-- Begin ENTRIES SUPPLIED --
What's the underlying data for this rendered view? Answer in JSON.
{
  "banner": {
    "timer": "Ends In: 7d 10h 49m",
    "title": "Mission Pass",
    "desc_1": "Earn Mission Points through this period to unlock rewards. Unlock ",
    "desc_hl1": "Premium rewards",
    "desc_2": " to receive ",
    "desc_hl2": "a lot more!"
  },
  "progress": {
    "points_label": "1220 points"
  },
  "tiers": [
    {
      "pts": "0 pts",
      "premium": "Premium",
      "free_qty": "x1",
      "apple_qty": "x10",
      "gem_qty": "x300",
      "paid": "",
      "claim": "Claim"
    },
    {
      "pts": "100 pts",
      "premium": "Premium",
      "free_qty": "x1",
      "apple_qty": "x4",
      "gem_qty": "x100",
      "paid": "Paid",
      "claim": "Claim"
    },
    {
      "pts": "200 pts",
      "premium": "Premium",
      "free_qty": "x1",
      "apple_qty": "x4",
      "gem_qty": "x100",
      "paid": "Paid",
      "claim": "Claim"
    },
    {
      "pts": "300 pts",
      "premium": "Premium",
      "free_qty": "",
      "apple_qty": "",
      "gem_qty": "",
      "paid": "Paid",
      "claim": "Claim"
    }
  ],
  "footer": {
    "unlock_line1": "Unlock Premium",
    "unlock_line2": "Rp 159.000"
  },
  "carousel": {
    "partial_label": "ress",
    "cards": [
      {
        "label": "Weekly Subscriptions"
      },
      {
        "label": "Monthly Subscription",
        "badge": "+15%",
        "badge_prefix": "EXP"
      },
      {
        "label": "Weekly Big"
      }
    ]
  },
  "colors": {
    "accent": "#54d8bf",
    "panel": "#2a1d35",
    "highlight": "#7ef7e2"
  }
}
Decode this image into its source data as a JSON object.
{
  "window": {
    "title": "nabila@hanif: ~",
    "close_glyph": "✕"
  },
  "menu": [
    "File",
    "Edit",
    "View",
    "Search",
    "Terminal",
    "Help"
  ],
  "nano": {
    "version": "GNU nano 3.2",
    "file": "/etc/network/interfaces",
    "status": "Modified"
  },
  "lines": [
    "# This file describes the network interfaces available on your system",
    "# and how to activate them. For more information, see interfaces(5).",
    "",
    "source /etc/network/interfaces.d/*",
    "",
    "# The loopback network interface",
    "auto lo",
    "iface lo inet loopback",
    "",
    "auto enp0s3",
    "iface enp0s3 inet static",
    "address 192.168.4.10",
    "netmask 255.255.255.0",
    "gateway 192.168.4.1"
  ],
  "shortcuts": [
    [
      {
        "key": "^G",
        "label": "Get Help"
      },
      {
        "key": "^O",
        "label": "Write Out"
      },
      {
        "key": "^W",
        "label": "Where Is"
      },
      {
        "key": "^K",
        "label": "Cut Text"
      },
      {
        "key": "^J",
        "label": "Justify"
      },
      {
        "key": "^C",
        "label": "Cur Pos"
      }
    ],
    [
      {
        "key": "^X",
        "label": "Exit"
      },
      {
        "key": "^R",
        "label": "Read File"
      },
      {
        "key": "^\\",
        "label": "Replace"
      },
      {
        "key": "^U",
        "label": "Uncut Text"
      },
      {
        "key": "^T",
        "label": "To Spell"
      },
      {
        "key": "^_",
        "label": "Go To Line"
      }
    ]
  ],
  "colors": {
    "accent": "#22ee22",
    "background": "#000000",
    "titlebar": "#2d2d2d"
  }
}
-- End ENTRIES SUPPLIED --
• TASK BRIEF: Print the listing above in full, exactly as it is.

• SOLUTION TO THIS PROBLEM:
What's the underlying data for this rendered view? Answer in JSON.
{
  "banner": {
    "timer": "Ends In: 7d 10h 49m",
    "title": "Mission Pass",
    "desc_1": "Earn Mission Points through this period to unlock rewards. Unlock ",
    "desc_hl1": "Premium rewards",
    "desc_2": " to receive ",
    "desc_hl2": "a lot more!"
  },
  "progress": {
    "points_label": "1220 points"
  },
  "tiers": [
    {
      "pts": "0 pts",
      "premium": "Premium",
      "free_qty": "x1",
      "apple_qty": "x10",
      "gem_qty": "x300",
      "paid": "",
      "claim": "Claim"
    },
    {
      "pts": "100 pts",
      "premium": "Premium",
      "free_qty": "x1",
      "apple_qty": "x4",
      "gem_qty": "x100",
      "paid": "Paid",
      "claim": "Claim"
    },
    {
      "pts": "200 pts",
      "premium": "Premium",
      "free_qty": "x1",
      "apple_qty": "x4",
      "gem_qty": "x100",
      "paid": "Paid",
      "claim": "Claim"
    },
    {
      "pts": "300 pts",
      "premium": "Premium",
      "free_qty": "",
      "apple_qty": "",
      "gem_qty": "",
      "paid": "Paid",
      "claim": "Claim"
    }
  ],
  "footer": {
    "unlock_line1": "Unlock Premium",
    "unlock_line2": "Rp 159.000"
  },
  "carousel": {
    "partial_label": "ress",
    "cards": [
      {
        "label": "Weekly Subscriptions"
      },
      {
        "label": "Monthly Subscription",
        "badge": "+15%",
        "badge_prefix": "EXP"
      },
      {
        "label": "Weekly Big"
      }
    ]
  },
  "colors": {
    "accent": "#54d8bf",
    "panel": "#2a1d35",
    "highlight": "#7ef7e2"
  }
}
Decode this image into its source data as a JSON object.
{
  "window": {
    "title": "nabila@hanif: ~",
    "close_glyph": "✕"
  },
  "menu": [
    "File",
    "Edit",
    "View",
    "Search",
    "Terminal",
    "Help"
  ],
  "nano": {
    "version": "GNU nano 3.2",
    "file": "/etc/network/interfaces",
    "status": "Modified"
  },
  "lines": [
    "# This file describes the network interfaces available on your system",
    "# and how to activate them. For more information, see interfaces(5).",
    "",
    "source /etc/network/interfaces.d/*",
    "",
    "# The loopback network interface",
    "auto lo",
    "iface lo inet loopback",
    "",
    "auto enp0s3",
    "iface enp0s3 inet static",
    "address 192.168.4.10",
    "netmask 255.255.255.0",
    "gateway 192.168.4.1"
  ],
  "shortcuts": [
    [
      {
        "key": "^G",
        "label": "Get Help"
      },
      {
        "key": "^O",
        "label": "Write Out"
      },
      {
        "key": "^W",
        "label": "Where Is"
      },
      {
        "key": "^K",
        "label": "Cut Text"
      },
      {
        "key": "^J",
        "label": "Justify"
      },
      {
        "key": "^C",
        "label": "Cur Pos"
      }
    ],
    [
      {
        "key": "^X",
        "label": "Exit"
      },
      {
        "key": "^R",
        "label": "Read File"
      },
      {
        "key": "^\\",
        "label": "Replace"
      },
      {
        "key": "^U",
        "label": "Uncut Text"
      },
      {
        "key": "^T",
        "label": "To Spell"
      },
      {
        "key": "^_",
        "label": "Go To Line"
      }
    ]
  ],
  "colors": {
    "accent": "#22ee22",
    "background": "#000000",
    "titlebar": "#2d2d2d"
  }
}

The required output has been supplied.